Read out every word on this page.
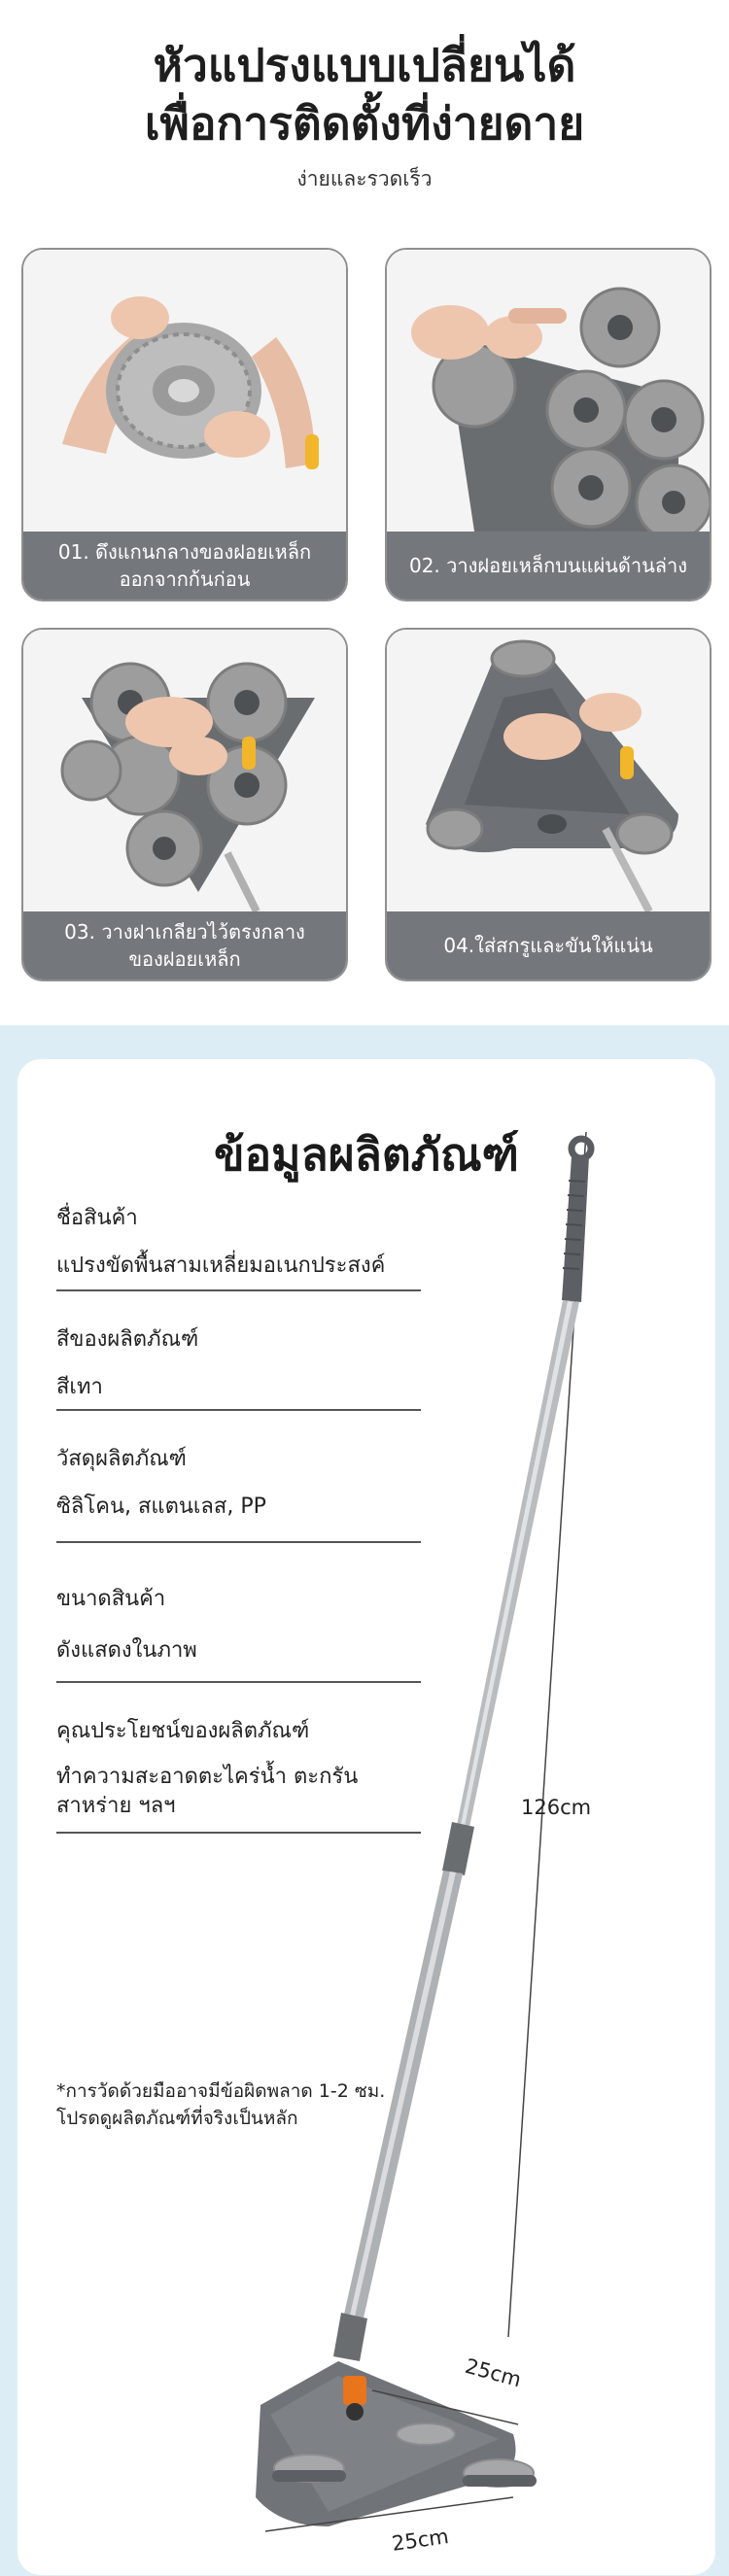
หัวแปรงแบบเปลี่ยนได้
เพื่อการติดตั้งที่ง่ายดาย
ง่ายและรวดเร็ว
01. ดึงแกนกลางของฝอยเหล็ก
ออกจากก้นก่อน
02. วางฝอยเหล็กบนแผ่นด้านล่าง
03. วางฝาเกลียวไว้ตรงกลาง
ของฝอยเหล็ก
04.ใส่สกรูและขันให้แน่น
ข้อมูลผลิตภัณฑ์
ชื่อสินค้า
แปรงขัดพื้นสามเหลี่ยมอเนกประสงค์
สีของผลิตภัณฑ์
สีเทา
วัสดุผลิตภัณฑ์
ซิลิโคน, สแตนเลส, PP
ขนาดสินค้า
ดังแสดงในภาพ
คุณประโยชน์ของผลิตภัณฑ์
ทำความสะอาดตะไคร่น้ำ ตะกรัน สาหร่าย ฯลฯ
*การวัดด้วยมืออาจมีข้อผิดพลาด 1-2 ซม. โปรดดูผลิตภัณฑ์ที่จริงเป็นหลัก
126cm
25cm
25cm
★ ★ ★ ★ ★
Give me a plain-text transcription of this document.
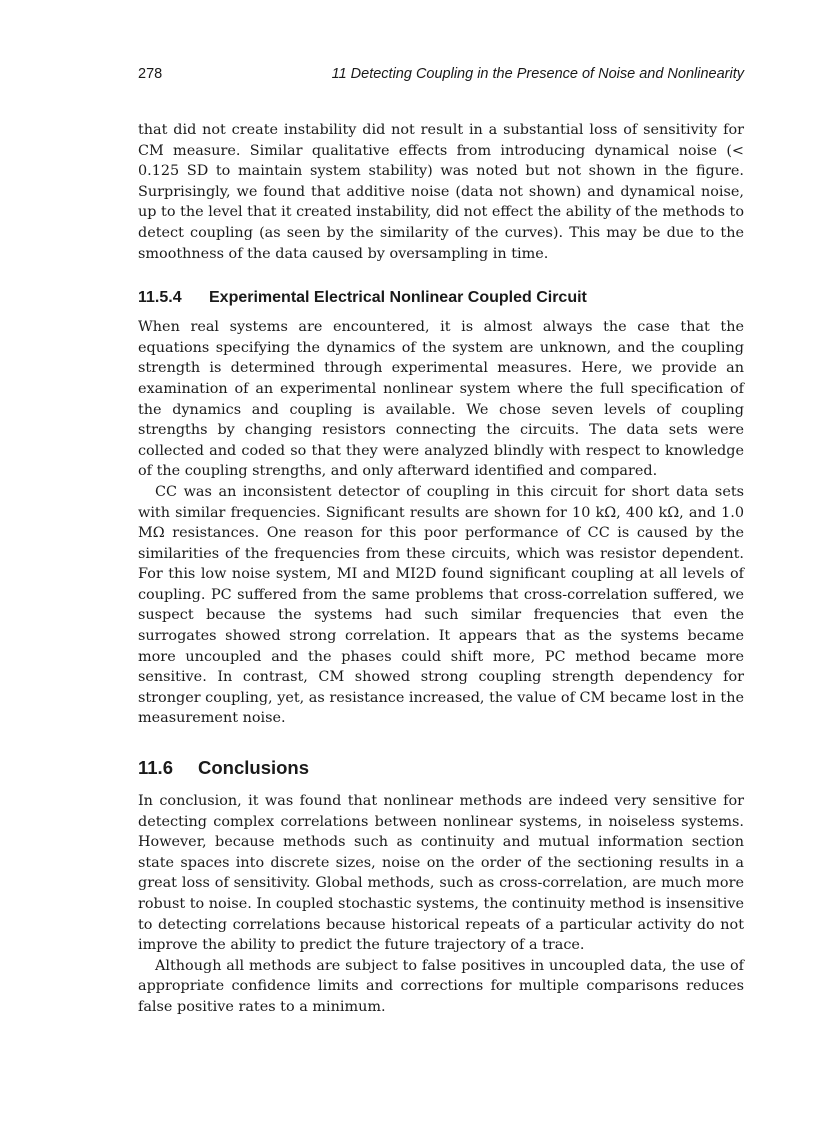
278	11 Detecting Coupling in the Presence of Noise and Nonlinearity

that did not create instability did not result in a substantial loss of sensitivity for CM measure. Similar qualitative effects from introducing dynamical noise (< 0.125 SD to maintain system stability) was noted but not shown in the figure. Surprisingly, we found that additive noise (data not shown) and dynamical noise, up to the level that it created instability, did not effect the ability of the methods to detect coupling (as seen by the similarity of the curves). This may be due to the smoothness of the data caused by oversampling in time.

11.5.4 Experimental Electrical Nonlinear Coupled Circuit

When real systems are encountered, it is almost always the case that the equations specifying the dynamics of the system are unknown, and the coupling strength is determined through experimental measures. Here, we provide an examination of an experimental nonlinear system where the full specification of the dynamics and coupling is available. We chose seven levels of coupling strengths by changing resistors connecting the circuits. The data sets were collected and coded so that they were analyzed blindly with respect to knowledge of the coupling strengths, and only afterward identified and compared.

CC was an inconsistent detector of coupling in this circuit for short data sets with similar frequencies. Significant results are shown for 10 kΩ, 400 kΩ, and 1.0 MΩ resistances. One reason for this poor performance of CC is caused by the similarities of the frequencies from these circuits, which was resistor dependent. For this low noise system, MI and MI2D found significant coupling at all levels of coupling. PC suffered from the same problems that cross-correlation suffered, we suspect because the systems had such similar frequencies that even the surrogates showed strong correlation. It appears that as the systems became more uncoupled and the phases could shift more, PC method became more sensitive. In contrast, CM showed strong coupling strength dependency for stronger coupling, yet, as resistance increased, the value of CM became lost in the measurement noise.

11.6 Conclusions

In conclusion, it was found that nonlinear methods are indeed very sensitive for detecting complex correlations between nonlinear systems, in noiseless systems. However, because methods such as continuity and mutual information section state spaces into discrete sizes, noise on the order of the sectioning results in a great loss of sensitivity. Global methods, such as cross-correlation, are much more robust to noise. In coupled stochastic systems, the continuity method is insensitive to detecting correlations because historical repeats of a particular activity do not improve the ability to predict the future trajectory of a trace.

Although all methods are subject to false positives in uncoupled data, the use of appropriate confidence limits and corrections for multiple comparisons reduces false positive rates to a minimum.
★ ★ ★ ★ ★
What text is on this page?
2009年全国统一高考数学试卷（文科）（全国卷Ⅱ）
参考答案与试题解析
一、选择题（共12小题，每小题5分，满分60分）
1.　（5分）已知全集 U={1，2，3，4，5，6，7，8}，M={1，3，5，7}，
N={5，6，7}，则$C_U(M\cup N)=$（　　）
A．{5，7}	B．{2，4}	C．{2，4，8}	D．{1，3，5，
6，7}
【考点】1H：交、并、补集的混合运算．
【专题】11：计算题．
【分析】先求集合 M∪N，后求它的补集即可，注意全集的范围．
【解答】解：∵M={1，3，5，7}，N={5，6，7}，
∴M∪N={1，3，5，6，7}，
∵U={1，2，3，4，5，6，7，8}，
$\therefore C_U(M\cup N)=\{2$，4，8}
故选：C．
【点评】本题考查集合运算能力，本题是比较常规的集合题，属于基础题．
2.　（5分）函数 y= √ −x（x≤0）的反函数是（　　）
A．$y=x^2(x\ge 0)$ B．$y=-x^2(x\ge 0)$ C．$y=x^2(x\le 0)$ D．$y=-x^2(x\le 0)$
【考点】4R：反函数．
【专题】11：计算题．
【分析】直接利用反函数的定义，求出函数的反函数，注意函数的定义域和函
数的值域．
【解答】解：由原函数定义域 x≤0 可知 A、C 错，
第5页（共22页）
★ ★ ★ ★ ★
■ **Directions**: Show the lines of the records that include the string "text".

■ **Output of the exercise**:
Give me a plain-text transcription of this document.
What text is on this page?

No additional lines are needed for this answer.